*Materials provided:*

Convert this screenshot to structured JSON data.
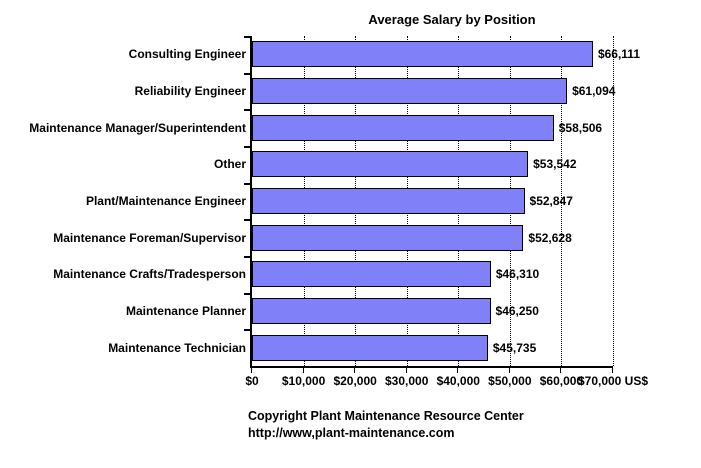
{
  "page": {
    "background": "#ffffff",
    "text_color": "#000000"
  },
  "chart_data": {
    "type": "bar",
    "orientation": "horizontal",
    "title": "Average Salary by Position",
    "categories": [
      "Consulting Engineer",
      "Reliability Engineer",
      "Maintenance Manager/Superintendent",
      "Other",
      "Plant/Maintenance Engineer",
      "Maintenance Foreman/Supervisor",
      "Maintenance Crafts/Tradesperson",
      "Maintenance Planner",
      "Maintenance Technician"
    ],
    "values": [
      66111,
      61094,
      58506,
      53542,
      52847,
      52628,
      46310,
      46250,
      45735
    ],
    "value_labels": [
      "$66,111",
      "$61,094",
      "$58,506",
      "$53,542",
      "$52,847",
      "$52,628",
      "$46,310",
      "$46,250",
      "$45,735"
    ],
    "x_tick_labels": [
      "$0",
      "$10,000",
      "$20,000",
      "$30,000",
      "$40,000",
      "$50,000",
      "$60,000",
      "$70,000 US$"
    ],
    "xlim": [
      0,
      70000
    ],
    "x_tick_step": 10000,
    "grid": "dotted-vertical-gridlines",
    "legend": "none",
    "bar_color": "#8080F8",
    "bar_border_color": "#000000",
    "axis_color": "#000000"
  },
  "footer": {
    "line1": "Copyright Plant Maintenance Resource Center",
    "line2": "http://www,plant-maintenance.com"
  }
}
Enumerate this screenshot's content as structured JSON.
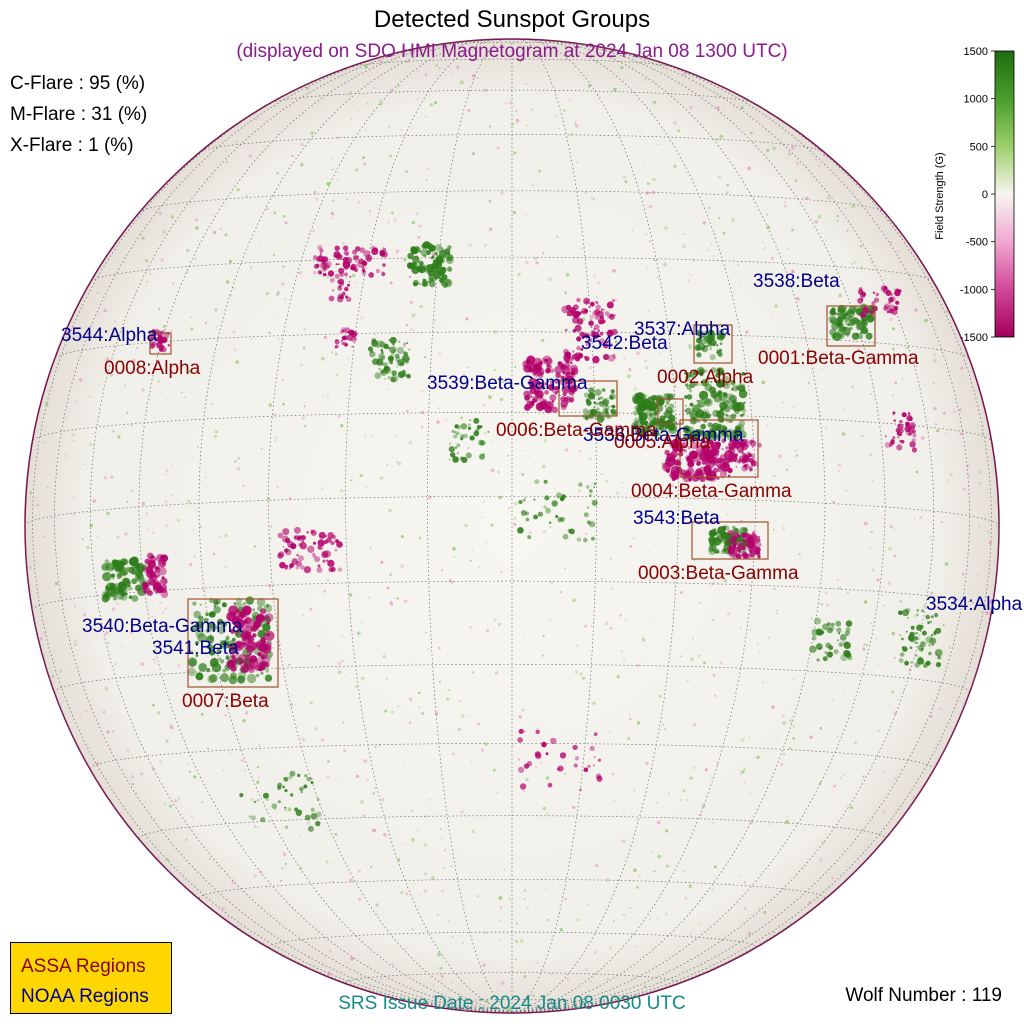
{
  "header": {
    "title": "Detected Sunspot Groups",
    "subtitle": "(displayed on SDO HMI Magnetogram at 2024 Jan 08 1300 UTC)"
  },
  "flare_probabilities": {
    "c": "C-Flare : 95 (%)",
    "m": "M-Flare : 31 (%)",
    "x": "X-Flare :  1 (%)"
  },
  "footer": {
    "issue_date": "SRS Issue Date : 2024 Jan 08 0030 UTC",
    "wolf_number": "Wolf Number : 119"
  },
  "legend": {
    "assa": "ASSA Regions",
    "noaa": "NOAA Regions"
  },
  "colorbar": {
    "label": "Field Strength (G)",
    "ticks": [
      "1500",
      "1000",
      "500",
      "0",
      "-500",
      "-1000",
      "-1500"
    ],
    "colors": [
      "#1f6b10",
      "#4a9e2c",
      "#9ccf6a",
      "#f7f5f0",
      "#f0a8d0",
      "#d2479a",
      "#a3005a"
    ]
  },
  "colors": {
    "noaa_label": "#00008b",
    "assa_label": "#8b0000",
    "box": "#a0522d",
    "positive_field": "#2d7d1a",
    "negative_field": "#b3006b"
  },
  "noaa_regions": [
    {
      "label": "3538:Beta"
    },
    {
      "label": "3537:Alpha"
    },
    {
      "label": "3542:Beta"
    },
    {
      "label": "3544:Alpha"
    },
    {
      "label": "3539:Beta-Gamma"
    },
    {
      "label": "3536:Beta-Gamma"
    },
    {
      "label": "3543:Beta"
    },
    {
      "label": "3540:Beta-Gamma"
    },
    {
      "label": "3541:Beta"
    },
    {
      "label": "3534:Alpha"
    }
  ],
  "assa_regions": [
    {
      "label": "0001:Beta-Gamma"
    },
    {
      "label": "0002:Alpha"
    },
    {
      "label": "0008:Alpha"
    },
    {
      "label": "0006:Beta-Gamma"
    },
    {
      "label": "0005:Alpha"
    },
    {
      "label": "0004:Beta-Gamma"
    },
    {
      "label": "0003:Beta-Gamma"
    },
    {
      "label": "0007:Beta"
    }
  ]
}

*What you need to do:* Within the listing above, copy each line that has the string "JSON".

*Result of this exercise:*
Convert this screenshot to structured JSON data.
Enumerate this screenshot's content as structured JSON.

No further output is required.